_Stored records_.
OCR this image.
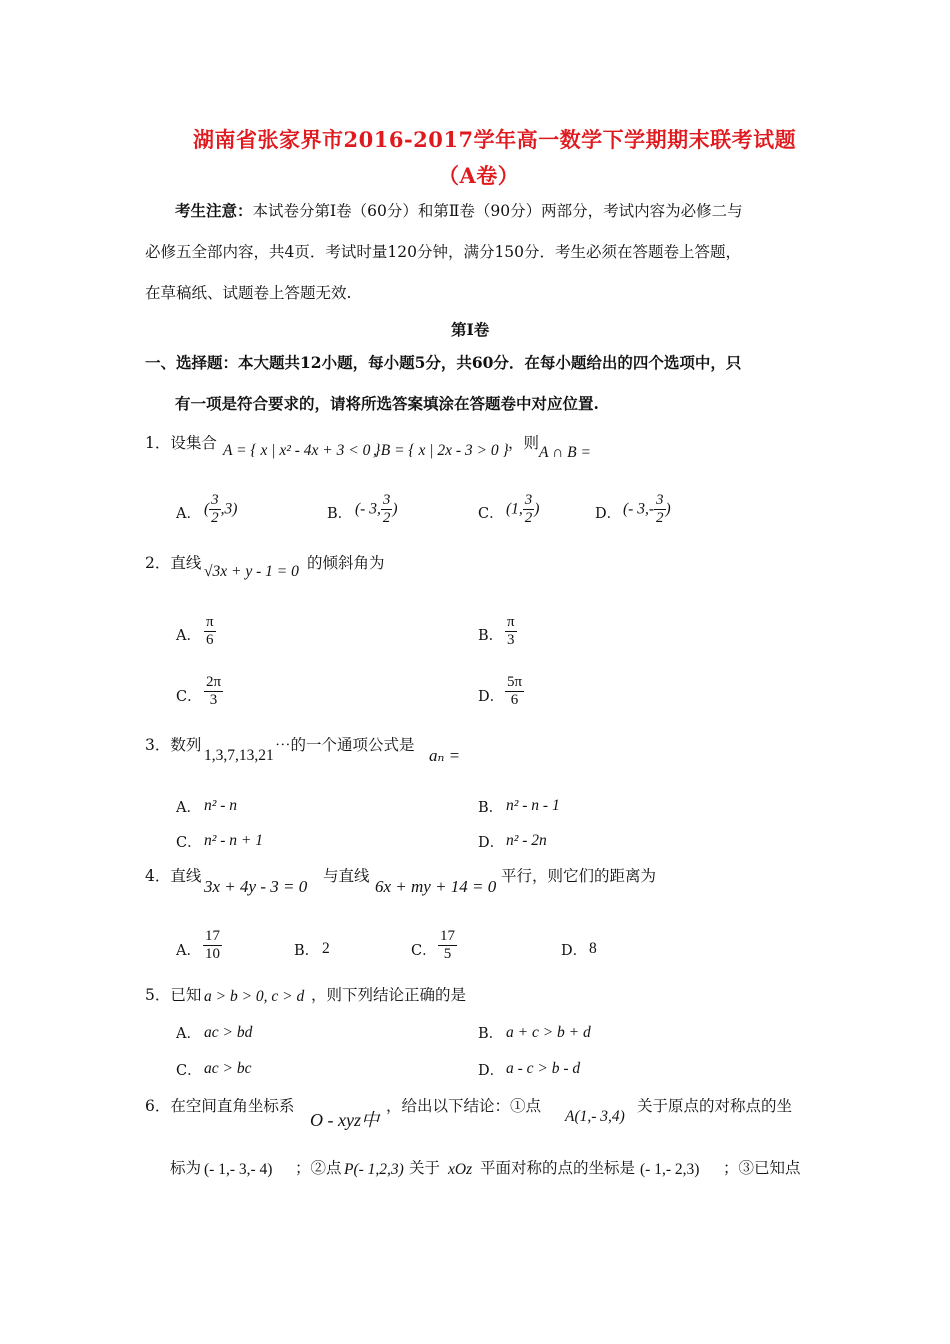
湖南省张家界市2016-2017学年高一数学下学期期末联考试题
（A卷）
考生注意：本试卷分第Ⅰ卷（60分）和第Ⅱ卷（90分）两部分，考试内容为必修二与
必修五全部内容，共4页．考试时量120分钟，满分150分．考生必须在答题卷上答题，
在草稿纸、试题卷上答题无效.
第Ⅰ卷
一、选择题：本大题共12小题，每小题5分，共60分．在每小题给出的四个选项中，只
有一项是符合要求的，请将所选答案填涂在答题卷中对应位置.
1．设集合 A = { x | x² - 4x + 3 < 0 }
, B = { x | 2x - 3 > 0 } ，则
A ∩ B =
A． ( $\frac{3}{2} ,3$)	B． (- 3, $\frac{3}{2}$ )	C． (1, $\frac{3}{2}$ )	D． (- $3,- \frac{3}{2}$ )
2．直线 √3x + y - 1 = 0 的倾斜角为
A． $\frac{\pi}{6}$	B． $\frac{\pi}{3}$
C． $\frac{2\pi}{3}$	D． $\frac{5\pi}{6}$
3．数列
1,3,7,13,21
⋯的一个通项公式是
aₙ =
A． n² - n	B． n² - n - 1
C． n² - n + 1	D． n² - 2n
4．直线
3x + 4y - 3 = 0
与直线
6x + my + 14 = 0
平行，则它们的距离为
A． $\frac{17}{10}$	B． 2	C． $\frac{17}{5}$	D． 8
5．已知 a > b > 0, c > d ，则下列结论正确的是
A． ac > bd	B． a + c > b + d
C． ac > bc	D． a - c > b - d
6．在空间直角坐标系
O - xyz中
，给出以下结论：①点
A(1,- 3,4)
关于原点的对称点的坐
标为 (- 1,- 3,- 4) ；②点 P(- 1,2,3) 关于 xOz 平面对称的点的坐标是 (- 1,- 2,3) ；③已知点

_Exercise prompt_.
Each record should be quoted exactly, with the images omitted.

_Expected answer_.
OCR this image.
湖南省张家界市2016-2017学年高一数学下学期期末联考试题
（A卷）
考生注意：本试卷分第Ⅰ卷（60分）和第Ⅱ卷（90分）两部分，考试内容为必修二与
必修五全部内容，共4页．考试时量120分钟，满分150分．考生必须在答题卷上答题，
在草稿纸、试题卷上答题无效.
第Ⅰ卷
一、选择题：本大题共12小题，每小题5分，共60分．在每小题给出的四个选项中，只
有一项是符合要求的，请将所选答案填涂在答题卷中对应位置.
1．设集合 A = { x | x² - 4x + 3 < 0 }
, B = { x | 2x - 3 > 0 } ，则
A ∩ B =
A． ( $\frac{3}{2} ,3$)	B． (- 3, $\frac{3}{2}$ )	C． (1, $\frac{3}{2}$ )	D． (- $3,- \frac{3}{2}$ )
2．直线 √3x + y - 1 = 0 的倾斜角为
A． $\frac{\pi}{6}$	B． $\frac{\pi}{3}$
C． $\frac{2\pi}{3}$	D． $\frac{5\pi}{6}$
3．数列
1,3,7,13,21
⋯的一个通项公式是
aₙ =
A． n² - n	B． n² - n - 1
C． n² - n + 1	D． n² - 2n
4．直线
3x + 4y - 3 = 0
与直线
6x + my + 14 = 0
平行，则它们的距离为
A． $\frac{17}{10}$	B． 2	C． $\frac{17}{5}$	D． 8
5．已知 a > b > 0, c > d ，则下列结论正确的是
A． ac > bd	B． a + c > b + d
C． ac > bc	D． a - c > b - d
6．在空间直角坐标系
O - xyz中
，给出以下结论：①点
A(1,- 3,4)
关于原点的对称点的坐
标为 (- 1,- 3,- 4) ；②点 P(- 1,2,3) 关于 xOz 平面对称的点的坐标是 (- 1,- 2,3) ；③已知点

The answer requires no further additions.